* [What the task requires] Write out every line of the material as it stands, apart from the pictures.

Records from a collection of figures
****************

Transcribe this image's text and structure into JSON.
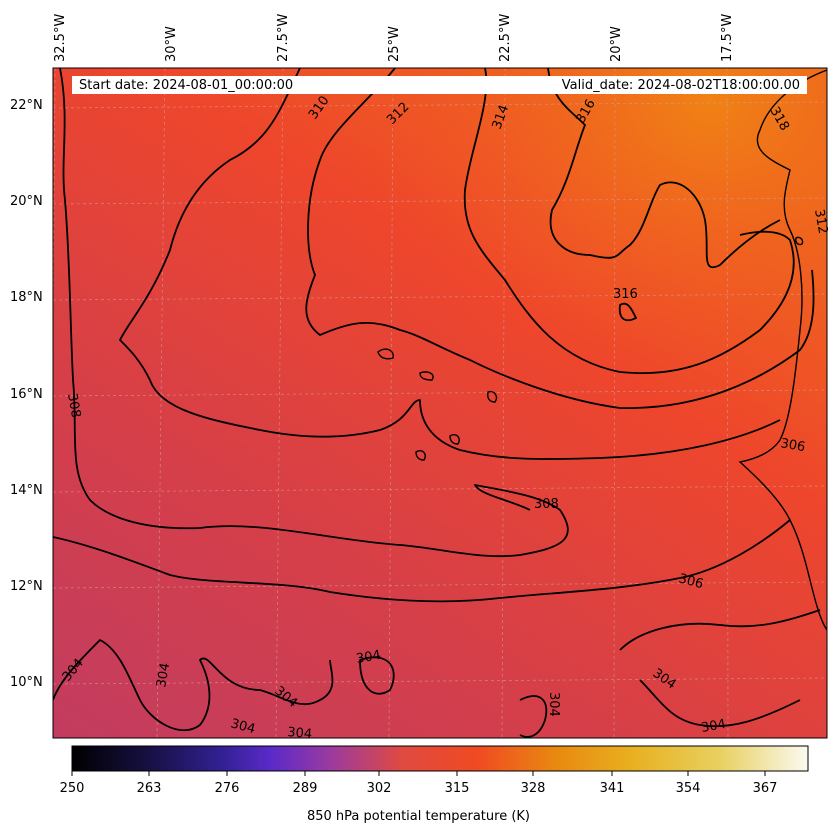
{
  "map": {
    "start_date": "Start date: 2024-08-01_00:00:00",
    "valid_date": "Valid_date: 2024-08-02T18:00:00.00",
    "longitude_labels": [
      "32.5°W",
      "30°W",
      "27.5°W",
      "25°W",
      "22.5°W",
      "20°W",
      "17.5°W"
    ],
    "latitude_labels": [
      "22°N",
      "20°N",
      "18°N",
      "16°N",
      "14°N",
      "12°N",
      "10°N"
    ],
    "contour_labels": [
      "310",
      "312",
      "314",
      "316",
      "318",
      "312",
      "316",
      "308",
      "306",
      "308",
      "306",
      "304",
      "304",
      "304",
      "304",
      "304",
      "304",
      "304",
      "304",
      "304"
    ],
    "colors": {
      "contour": "#000000",
      "grid": "#c0c0c0",
      "cool": "#cc4455",
      "warm": "#f04a2a",
      "hot": "#f07a10"
    }
  },
  "colorbar": {
    "label": "850 hPa potential temperature (K)",
    "ticks": [
      "250",
      "263",
      "276",
      "289",
      "302",
      "315",
      "328",
      "341",
      "354",
      "367"
    ],
    "colormap": "CMRmap"
  },
  "chart_data": {
    "type": "heatmap",
    "title": "",
    "variable": "850 hPa potential temperature (K)",
    "value_range": [
      250,
      373
    ],
    "contour_levels": [
      304,
      306,
      308,
      310,
      312,
      314,
      316,
      318
    ],
    "lon_range": [
      "32.5°W",
      "15.5°W"
    ],
    "lat_range": [
      "9°N",
      "23°N"
    ]
  }
}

****************

* [Final result]
Transcribe this image's text and structure into JSON.
{
  "map": {
    "start_date": "Start date: 2024-08-01_00:00:00",
    "valid_date": "Valid_date: 2024-08-02T18:00:00.00",
    "longitude_labels": [
      "32.5°W",
      "30°W",
      "27.5°W",
      "25°W",
      "22.5°W",
      "20°W",
      "17.5°W"
    ],
    "latitude_labels": [
      "22°N",
      "20°N",
      "18°N",
      "16°N",
      "14°N",
      "12°N",
      "10°N"
    ],
    "contour_labels": [
      "310",
      "312",
      "314",
      "316",
      "318",
      "312",
      "316",
      "308",
      "306",
      "308",
      "306",
      "304",
      "304",
      "304",
      "304",
      "304",
      "304",
      "304",
      "304",
      "304"
    ],
    "colors": {
      "contour": "#000000",
      "grid": "#c0c0c0",
      "cool": "#cc4455",
      "warm": "#f04a2a",
      "hot": "#f07a10"
    }
  },
  "colorbar": {
    "label": "850 hPa potential temperature (K)",
    "ticks": [
      "250",
      "263",
      "276",
      "289",
      "302",
      "315",
      "328",
      "341",
      "354",
      "367"
    ],
    "colormap": "CMRmap"
  },
  "chart_data": {
    "type": "heatmap",
    "title": "",
    "variable": "850 hPa potential temperature (K)",
    "value_range": [
      250,
      373
    ],
    "contour_levels": [
      304,
      306,
      308,
      310,
      312,
      314,
      316,
      318
    ],
    "lon_range": [
      "32.5°W",
      "15.5°W"
    ],
    "lat_range": [
      "9°N",
      "23°N"
    ]
  }
}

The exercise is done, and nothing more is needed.